Quando Jesus enviou seus discípulos em missão, dentre
outras recomendações lhes pediu que se tornassem pessoas despojadas. Trata-se
de uma das exigências da missão. Dificilmente esta pode ser realizada com êxito
se não há despojamento. Para ser missionário, o cristão precisa ser livre. Sem
despojamento não há liberdade para a missão. O próprio Jesus é o exemplo por
excelência de missionário livre, e na liberdade cumpriu a missão que lhe foi
dada pelo Pai: inaugurar no mundo o Reino de Deus.
Tendo cumprido a vontade do Pai, Jesus quis que seus
discípulos fizessem a mesma coisa. Para continuar a sua missão no mundo, os
cristãos precisam trilhar os passos dele: Abraçar, definitivamente, o caminho
da humildade e do despojamento. Ser despojado não significa vestir um hábito
religioso, segundo o modelo medieval, e sair pelo mundo chamando a atenção das
pessoas. Esta é uma das tendências de jovens religiosos que fundam comunidades
neopentecostais no cristianismo atual. Não é deste tipo de despojamento que
estamos falando. Este é um despojamento aparente que, na verdade, de
despojamento não tem nada.
O verdadeiro despojamento não é bem visto pela maioria
dos cristãos. Muitos até acham bonito, mas não o desejam para si. Ter somente
onde dormir, o que vestir e comer, saúde para manter-se vivo, ao estilo de vida
dos pobres, constituem algo indesejável para a maioria. Aderir ao estilo de
vida de Jesus: pobre, sem ter onde reclinar a cabeça. Aos olhos de muita gente,
hoje em dia, tal coisa soa como exagero. É assim porque as pessoas procuram carro
do ano, casas demasiadamente confortáveis, computadores e celulares de última
geração, viagens nacionais e internacionais caras, roupas e adereços caros,
altos salários etc.
◆ ◆ ◆ ◆
_REQUISITOS_
Reproduza integralmente e sem nenhuma alteração o trecho sobre o despojamento. Baseie-se somente no trecho sobre o despojamento.

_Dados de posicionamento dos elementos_
◆ ◆ ◆ ◆
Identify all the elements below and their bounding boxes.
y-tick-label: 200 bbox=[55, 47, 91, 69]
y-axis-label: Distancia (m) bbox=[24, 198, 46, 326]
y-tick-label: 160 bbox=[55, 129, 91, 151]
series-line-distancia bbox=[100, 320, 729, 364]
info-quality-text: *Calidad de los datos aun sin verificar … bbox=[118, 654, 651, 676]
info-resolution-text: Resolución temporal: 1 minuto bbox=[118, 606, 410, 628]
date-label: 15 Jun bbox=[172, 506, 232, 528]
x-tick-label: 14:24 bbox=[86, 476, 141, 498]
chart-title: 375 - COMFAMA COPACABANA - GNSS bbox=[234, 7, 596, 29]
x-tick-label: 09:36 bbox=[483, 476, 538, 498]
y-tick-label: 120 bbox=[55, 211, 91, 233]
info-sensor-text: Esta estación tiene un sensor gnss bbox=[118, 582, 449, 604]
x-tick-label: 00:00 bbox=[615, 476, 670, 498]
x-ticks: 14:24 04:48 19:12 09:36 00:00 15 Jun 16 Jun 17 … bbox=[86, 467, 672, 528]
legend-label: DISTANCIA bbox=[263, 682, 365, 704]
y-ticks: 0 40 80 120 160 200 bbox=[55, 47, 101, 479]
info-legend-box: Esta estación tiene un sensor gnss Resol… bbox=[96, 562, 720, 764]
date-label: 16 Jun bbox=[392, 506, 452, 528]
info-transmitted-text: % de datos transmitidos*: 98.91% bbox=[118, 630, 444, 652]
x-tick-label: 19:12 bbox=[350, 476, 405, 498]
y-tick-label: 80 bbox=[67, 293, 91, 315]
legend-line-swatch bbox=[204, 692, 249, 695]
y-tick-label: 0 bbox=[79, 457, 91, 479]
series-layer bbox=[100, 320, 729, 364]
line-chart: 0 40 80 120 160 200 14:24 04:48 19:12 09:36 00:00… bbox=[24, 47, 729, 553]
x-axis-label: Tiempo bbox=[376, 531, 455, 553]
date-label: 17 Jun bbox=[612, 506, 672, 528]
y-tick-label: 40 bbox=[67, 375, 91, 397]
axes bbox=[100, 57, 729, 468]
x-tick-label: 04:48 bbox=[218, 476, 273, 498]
◆ ◆ ◆ ◆
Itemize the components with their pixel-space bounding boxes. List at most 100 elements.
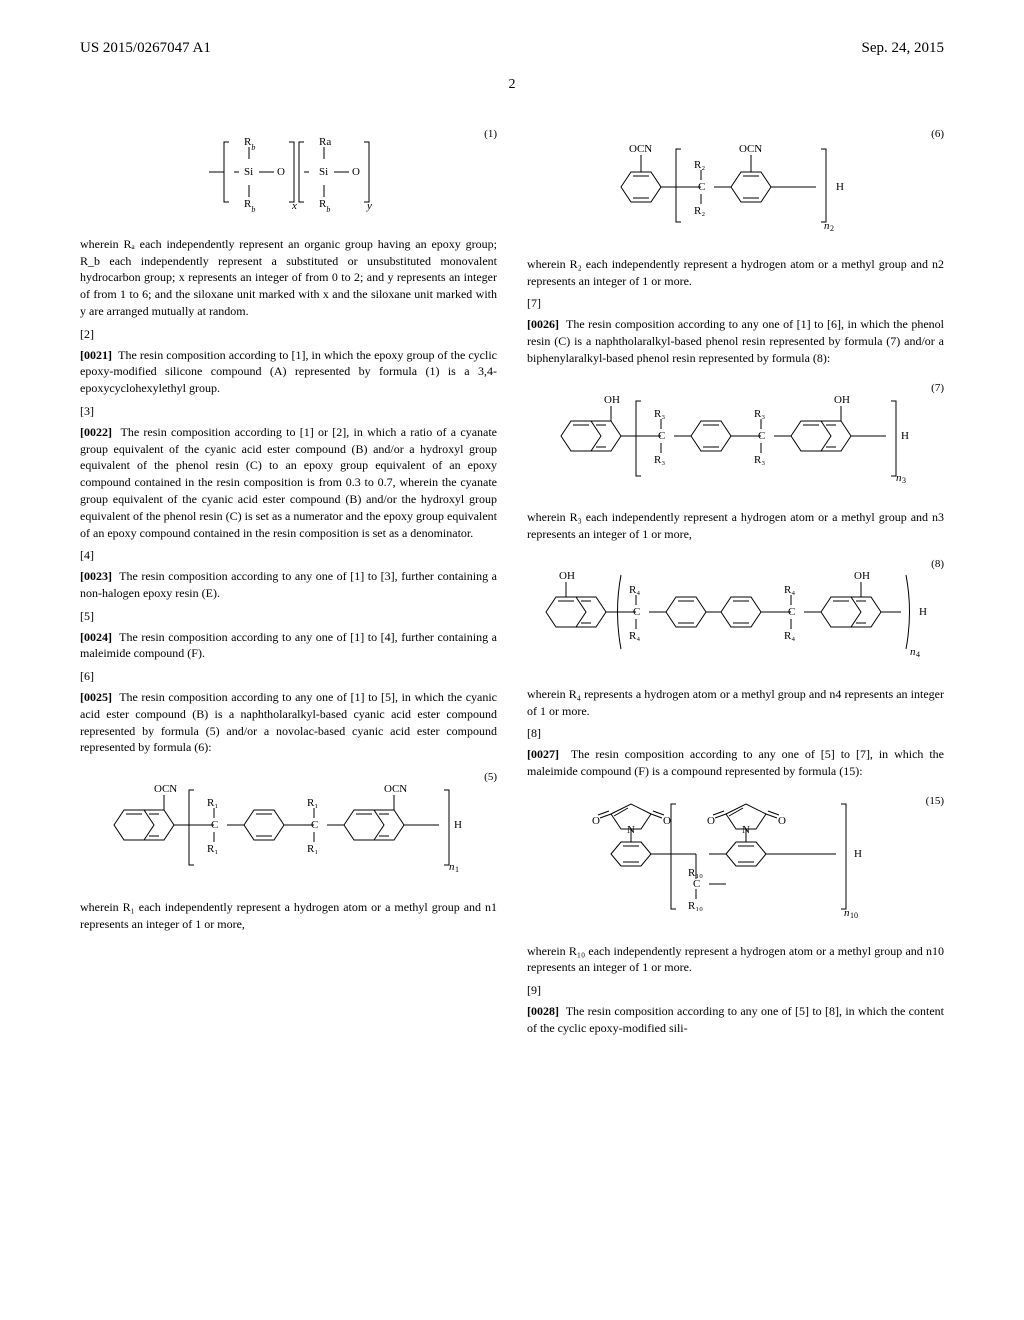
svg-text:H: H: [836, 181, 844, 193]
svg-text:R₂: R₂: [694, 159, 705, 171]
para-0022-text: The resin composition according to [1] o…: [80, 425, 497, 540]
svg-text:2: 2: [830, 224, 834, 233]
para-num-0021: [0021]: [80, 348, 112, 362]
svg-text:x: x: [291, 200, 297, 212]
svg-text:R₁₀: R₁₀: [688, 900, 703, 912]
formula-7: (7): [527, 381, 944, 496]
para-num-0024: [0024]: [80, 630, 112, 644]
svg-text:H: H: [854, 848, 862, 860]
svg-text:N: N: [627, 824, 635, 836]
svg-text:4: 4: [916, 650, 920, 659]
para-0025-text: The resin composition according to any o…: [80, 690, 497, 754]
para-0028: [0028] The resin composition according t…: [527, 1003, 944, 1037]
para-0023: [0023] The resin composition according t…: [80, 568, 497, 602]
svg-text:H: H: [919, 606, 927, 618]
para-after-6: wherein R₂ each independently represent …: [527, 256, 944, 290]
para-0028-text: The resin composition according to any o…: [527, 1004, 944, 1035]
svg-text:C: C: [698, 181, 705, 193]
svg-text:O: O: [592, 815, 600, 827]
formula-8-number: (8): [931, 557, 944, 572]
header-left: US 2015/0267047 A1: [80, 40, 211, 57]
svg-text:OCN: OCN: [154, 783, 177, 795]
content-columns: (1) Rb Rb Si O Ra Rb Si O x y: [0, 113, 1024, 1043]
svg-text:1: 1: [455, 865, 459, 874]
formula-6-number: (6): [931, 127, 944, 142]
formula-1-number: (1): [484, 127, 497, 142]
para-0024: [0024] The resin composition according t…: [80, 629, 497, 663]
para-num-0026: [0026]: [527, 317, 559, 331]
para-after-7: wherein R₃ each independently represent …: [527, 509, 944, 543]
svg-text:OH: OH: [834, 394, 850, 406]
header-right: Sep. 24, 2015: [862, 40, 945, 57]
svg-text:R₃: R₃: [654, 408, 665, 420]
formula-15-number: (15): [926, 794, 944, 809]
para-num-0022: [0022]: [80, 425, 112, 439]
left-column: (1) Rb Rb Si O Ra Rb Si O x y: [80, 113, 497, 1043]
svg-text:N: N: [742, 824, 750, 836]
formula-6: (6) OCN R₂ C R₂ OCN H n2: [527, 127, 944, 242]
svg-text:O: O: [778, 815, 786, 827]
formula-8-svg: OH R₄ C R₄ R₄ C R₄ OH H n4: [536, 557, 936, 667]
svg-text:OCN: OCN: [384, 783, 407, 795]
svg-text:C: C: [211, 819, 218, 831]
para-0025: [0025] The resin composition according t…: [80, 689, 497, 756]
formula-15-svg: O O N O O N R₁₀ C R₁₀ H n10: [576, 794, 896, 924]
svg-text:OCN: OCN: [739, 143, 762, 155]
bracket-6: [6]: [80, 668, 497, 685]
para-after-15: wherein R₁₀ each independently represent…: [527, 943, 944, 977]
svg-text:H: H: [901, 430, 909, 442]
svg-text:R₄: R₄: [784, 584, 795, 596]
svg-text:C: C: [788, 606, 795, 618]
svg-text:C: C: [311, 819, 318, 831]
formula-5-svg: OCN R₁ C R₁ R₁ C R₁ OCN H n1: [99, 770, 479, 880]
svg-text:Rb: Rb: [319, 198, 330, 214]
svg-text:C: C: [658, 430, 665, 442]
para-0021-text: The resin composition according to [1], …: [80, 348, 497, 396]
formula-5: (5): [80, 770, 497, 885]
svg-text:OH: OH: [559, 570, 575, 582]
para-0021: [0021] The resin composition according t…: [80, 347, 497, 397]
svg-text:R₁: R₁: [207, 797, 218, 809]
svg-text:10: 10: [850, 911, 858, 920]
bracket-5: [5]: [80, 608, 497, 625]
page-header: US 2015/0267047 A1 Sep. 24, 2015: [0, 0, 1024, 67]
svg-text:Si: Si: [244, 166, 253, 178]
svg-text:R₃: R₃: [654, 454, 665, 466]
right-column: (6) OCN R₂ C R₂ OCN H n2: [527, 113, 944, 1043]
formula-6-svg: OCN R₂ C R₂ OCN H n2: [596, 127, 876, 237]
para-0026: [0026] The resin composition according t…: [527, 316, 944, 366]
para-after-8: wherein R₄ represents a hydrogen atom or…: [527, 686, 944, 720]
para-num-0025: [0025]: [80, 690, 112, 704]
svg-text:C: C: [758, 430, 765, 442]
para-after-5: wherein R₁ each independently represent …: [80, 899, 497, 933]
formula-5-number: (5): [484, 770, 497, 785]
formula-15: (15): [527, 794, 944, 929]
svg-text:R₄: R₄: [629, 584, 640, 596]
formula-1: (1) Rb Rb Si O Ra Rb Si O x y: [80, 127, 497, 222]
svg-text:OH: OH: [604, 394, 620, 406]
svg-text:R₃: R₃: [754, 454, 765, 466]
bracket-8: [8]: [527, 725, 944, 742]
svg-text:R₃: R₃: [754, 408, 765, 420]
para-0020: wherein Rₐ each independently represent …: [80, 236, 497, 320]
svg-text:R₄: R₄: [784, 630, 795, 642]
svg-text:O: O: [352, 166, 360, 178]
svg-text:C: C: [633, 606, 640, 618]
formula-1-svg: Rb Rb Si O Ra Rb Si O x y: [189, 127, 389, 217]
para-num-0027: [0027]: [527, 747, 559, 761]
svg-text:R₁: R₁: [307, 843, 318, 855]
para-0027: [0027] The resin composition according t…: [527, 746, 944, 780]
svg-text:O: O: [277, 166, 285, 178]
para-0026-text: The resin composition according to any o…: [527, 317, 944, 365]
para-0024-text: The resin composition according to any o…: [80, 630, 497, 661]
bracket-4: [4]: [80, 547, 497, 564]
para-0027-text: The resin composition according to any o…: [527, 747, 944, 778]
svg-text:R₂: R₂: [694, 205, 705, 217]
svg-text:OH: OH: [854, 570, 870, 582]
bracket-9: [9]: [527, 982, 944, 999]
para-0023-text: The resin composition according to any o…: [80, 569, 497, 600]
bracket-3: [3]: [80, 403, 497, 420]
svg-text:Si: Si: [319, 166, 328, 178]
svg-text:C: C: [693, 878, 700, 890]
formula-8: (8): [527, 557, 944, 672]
◆ ◆ ◆ ◆
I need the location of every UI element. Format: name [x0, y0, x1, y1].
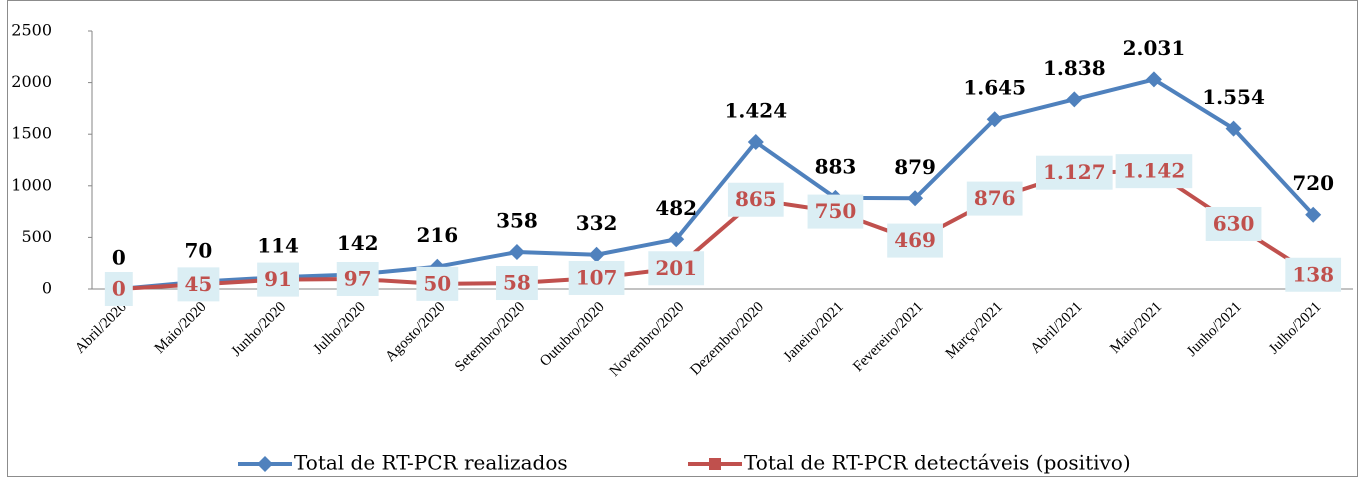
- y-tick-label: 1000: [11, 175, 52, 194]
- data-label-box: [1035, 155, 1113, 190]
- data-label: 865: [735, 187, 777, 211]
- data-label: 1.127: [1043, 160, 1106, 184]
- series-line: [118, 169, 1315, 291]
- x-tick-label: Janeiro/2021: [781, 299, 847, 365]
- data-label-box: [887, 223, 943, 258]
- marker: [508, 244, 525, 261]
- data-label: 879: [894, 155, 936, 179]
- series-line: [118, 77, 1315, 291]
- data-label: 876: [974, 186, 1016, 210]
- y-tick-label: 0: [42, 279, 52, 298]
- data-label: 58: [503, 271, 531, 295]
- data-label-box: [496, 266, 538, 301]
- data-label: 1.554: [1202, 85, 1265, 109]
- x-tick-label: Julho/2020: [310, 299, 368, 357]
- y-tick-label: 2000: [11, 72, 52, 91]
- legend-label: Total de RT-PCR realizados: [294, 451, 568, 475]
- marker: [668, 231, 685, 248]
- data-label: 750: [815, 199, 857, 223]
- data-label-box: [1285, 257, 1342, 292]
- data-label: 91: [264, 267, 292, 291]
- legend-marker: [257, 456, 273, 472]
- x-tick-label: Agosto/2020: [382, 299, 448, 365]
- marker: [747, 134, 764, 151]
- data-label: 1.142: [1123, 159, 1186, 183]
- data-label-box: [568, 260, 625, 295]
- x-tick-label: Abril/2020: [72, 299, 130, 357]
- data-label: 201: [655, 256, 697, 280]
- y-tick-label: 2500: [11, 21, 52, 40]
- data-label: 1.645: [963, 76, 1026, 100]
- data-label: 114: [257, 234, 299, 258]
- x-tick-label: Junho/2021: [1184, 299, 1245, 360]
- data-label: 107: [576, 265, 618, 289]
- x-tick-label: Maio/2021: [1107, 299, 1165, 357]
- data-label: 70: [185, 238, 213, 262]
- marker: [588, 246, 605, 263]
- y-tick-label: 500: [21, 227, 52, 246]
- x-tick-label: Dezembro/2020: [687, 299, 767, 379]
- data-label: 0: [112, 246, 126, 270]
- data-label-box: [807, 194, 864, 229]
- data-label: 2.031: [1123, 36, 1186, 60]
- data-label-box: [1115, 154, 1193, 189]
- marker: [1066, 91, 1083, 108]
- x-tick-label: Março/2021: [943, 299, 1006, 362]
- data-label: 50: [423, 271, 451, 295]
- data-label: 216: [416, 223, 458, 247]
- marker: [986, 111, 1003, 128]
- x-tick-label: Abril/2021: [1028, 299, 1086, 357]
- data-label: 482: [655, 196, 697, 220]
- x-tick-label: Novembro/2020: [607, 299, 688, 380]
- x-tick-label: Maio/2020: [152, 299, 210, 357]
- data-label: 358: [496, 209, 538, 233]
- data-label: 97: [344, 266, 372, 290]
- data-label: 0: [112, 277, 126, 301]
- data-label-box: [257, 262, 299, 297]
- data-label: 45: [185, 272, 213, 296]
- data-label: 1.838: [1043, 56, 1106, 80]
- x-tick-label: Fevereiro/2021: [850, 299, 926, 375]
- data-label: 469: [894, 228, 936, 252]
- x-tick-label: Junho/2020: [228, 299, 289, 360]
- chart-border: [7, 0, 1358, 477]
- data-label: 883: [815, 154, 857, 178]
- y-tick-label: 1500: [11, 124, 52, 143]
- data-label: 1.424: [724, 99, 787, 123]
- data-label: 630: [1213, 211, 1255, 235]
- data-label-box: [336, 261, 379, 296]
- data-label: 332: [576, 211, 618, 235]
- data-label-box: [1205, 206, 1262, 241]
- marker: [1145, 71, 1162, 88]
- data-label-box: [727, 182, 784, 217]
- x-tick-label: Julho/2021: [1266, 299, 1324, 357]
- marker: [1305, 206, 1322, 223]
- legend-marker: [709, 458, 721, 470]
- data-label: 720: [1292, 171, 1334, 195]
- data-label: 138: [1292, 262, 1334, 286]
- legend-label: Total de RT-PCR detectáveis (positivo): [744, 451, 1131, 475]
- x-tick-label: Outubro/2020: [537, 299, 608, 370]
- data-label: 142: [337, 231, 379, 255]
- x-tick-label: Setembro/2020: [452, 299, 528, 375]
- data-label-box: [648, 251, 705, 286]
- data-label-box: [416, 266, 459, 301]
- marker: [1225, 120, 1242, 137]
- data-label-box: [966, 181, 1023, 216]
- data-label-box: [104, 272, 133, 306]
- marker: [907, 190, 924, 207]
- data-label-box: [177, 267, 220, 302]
◆ ◆ ◆ ◆
_RESPOSTA_
Quando Jesus enviou seus discípulos em missão, dentre
outras recomendações lhes pediu que se tornassem pessoas despojadas. Trata-se
de uma das exigências da missão. Dificilmente esta pode ser realizada com êxito
se não há despojamento. Para ser missionário, o cristão precisa ser livre. Sem
despojamento não há liberdade para a missão. O próprio Jesus é o exemplo por
excelência de missionário livre, e na liberdade cumpriu a missão que lhe foi
dada pelo Pai: inaugurar no mundo o Reino de Deus.
Tendo cumprido a vontade do Pai, Jesus quis que seus
discípulos fizessem a mesma coisa. Para continuar a sua missão no mundo, os
cristãos precisam trilhar os passos dele: Abraçar, definitivamente, o caminho
da humildade e do despojamento. Ser despojado não significa vestir um hábito
religioso, segundo o modelo medieval, e sair pelo mundo chamando a atenção das
pessoas. Esta é uma das tendências de jovens religiosos que fundam comunidades
neopentecostais no cristianismo atual. Não é deste tipo de despojamento que
estamos falando. Este é um despojamento aparente que, na verdade, de
despojamento não tem nada.
O verdadeiro despojamento não é bem visto pela maioria
dos cristãos. Muitos até acham bonito, mas não o desejam para si. Ter somente
onde dormir, o que vestir e comer, saúde para manter-se vivo, ao estilo de vida
dos pobres, constituem algo indesejável para a maioria. Aderir ao estilo de
vida de Jesus: pobre, sem ter onde reclinar a cabeça. Aos olhos de muita gente,
hoje em dia, tal coisa soa como exagero. É assim porque as pessoas procuram carro
do ano, casas demasiadamente confortáveis, computadores e celulares de última
geração, viagens nacionais e internacionais caras, roupas e adereços caros,
altos salários etc.